**BRIEF**
Could you repeat, word for word, every line from the one containing "Read out every word on this page." through the final line of the records below, and nothing else?

(Data records)
>>>>
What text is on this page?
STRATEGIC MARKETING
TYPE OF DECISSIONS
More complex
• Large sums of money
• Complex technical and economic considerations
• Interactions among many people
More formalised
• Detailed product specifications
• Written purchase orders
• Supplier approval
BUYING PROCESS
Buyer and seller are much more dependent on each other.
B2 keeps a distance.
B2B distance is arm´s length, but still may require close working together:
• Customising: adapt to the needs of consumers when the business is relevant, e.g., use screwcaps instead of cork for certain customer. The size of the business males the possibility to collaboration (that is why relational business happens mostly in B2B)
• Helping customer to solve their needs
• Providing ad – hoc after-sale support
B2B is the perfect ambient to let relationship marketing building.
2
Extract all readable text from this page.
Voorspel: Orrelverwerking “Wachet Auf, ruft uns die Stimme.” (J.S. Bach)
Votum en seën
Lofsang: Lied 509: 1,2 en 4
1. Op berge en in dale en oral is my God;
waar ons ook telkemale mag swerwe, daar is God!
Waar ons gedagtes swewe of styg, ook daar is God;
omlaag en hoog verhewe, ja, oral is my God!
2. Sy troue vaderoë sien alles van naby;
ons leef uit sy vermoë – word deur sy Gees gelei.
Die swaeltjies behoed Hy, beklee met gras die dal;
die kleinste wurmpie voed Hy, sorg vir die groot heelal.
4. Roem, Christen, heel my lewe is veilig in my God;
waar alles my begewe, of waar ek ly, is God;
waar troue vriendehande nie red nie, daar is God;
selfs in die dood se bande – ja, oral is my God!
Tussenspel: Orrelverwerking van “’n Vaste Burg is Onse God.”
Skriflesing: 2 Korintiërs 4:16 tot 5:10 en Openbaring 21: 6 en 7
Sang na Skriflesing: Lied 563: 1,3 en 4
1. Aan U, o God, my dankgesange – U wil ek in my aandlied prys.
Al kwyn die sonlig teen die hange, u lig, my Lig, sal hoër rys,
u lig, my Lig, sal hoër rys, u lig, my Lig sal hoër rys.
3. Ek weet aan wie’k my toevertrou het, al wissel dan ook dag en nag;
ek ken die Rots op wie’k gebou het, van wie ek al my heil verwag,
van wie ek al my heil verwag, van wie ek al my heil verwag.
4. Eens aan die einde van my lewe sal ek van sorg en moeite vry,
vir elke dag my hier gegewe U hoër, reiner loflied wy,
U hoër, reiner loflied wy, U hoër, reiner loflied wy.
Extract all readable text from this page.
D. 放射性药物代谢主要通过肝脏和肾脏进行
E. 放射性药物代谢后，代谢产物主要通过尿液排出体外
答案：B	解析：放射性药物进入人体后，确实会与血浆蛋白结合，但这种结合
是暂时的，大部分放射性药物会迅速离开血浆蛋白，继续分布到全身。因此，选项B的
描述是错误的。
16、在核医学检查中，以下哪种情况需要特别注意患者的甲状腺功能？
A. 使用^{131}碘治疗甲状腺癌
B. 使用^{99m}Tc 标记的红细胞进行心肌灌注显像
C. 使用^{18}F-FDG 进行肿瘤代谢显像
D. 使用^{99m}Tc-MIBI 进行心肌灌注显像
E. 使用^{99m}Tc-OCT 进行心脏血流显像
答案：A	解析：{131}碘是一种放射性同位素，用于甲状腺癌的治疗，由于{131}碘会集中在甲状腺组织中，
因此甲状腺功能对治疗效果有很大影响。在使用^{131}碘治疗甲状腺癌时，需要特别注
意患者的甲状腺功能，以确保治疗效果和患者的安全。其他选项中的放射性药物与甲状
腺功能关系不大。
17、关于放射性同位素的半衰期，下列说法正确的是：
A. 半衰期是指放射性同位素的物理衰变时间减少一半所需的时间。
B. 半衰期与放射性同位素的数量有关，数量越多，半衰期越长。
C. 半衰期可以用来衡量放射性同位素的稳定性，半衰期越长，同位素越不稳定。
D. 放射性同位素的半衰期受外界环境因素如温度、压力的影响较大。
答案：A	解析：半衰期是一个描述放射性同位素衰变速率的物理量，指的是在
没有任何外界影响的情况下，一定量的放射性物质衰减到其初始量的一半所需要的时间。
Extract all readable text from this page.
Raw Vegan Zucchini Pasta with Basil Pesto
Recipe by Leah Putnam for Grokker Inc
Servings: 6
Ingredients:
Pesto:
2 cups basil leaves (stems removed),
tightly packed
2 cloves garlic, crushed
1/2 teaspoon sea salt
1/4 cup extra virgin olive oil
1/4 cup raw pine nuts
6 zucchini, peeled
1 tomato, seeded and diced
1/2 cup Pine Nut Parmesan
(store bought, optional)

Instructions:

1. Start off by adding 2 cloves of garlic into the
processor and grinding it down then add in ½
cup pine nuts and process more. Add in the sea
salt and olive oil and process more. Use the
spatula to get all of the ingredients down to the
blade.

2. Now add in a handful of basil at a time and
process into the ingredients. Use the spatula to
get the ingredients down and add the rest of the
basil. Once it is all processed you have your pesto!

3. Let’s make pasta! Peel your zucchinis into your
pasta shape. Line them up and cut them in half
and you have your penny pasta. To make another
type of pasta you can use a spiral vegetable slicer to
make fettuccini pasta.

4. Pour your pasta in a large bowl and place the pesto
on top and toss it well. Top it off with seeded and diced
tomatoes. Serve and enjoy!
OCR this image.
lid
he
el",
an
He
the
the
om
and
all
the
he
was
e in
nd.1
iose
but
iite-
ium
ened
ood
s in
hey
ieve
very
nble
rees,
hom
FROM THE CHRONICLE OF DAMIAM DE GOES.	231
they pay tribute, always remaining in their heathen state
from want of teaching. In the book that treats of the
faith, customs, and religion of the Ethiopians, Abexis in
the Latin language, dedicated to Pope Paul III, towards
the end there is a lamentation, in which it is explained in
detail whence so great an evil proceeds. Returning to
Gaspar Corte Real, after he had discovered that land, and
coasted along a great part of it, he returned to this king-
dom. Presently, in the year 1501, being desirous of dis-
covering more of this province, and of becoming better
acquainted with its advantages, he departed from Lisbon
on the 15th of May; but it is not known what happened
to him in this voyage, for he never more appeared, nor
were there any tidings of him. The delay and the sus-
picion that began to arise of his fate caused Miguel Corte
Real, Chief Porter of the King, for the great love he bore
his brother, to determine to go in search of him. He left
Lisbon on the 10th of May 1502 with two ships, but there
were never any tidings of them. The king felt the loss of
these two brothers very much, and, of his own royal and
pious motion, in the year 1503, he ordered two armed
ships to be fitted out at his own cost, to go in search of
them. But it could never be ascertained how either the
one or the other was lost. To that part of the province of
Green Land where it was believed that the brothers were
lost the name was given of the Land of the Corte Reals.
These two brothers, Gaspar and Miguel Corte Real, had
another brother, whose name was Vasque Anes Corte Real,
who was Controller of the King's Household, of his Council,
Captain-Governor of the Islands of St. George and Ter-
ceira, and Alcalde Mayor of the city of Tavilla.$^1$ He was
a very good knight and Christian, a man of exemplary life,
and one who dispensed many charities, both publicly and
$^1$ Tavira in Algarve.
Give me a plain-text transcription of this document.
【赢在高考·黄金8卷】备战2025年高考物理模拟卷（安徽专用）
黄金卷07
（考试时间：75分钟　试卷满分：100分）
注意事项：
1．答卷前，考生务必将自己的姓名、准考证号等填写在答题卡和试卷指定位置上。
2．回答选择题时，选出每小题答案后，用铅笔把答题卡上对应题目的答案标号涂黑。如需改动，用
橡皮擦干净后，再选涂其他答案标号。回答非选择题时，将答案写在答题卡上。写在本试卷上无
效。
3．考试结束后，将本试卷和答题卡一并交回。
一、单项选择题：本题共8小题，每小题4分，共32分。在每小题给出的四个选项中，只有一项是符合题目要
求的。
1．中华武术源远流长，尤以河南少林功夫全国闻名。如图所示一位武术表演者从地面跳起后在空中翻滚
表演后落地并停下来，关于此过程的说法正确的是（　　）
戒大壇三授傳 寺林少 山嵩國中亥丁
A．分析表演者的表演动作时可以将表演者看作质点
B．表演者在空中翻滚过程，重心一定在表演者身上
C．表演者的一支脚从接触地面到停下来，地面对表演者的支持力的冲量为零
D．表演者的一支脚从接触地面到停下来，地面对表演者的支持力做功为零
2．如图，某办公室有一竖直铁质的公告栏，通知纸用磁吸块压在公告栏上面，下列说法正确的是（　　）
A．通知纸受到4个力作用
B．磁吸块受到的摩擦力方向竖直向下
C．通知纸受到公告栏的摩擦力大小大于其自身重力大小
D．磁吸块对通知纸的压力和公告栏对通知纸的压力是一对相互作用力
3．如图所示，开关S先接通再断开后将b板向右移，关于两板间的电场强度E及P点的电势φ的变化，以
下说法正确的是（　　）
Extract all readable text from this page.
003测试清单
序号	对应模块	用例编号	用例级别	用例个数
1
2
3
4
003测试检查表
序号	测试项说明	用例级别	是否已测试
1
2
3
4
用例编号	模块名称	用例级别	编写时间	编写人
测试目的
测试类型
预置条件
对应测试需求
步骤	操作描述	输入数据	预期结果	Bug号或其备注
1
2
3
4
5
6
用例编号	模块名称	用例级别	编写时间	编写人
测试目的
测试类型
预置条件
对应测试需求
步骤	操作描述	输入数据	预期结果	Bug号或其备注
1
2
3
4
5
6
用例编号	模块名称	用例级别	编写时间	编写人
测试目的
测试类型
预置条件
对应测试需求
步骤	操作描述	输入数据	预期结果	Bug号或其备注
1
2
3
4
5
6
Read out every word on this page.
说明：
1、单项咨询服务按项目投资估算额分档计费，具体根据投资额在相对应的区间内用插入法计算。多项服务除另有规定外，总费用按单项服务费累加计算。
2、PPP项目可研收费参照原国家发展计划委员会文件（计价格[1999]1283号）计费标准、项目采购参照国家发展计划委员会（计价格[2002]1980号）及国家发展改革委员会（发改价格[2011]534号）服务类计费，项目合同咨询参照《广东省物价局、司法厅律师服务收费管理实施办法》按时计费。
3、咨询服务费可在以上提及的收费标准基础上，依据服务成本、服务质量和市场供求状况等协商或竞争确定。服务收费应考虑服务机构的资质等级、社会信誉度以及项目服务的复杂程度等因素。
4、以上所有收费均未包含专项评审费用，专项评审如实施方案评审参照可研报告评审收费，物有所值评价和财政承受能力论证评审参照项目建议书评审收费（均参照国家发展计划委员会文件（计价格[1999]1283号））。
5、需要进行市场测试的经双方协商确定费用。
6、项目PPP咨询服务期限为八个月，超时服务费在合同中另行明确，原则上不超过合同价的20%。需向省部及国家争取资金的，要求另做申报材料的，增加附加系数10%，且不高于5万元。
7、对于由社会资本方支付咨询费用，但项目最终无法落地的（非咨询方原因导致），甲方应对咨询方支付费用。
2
<<<<
**RESULT OF THIS TASK**
Read out every word on this page.
说明：
1、单项咨询服务按项目投资估算额分档计费，具体根据投资额在相对应的区间内用插入法计算。多项服务除另有规定外，总费用按单项服务费累加计算。
2、PPP项目可研收费参照原国家发展计划委员会文件（计价格[1999]1283号）计费标准、项目采购参照国家发展计划委员会（计价格[2002]1980号）及国家发展改革委员会（发改价格[2011]534号）服务类计费，项目合同咨询参照《广东省物价局、司法厅律师服务收费管理实施办法》按时计费。
3、咨询服务费可在以上提及的收费标准基础上，依据服务成本、服务质量和市场供求状况等协商或竞争确定。服务收费应考虑服务机构的资质等级、社会信誉度以及项目服务的复杂程度等因素。
4、以上所有收费均未包含专项评审费用，专项评审如实施方案评审参照可研报告评审收费，物有所值评价和财政承受能力论证评审参照项目建议书评审收费（均参照国家发展计划委员会文件（计价格[1999]1283号））。
5、需要进行市场测试的经双方协商确定费用。
6、项目PPP咨询服务期限为八个月，超时服务费在合同中另行明确，原则上不超过合同价的20%。需向省部及国家争取资金的，要求另做申报材料的，增加附加系数10%，且不高于5万元。
7、对于由社会资本方支付咨询费用，但项目最终无法落地的（非咨询方原因导致），甲方应对咨询方支付费用。
2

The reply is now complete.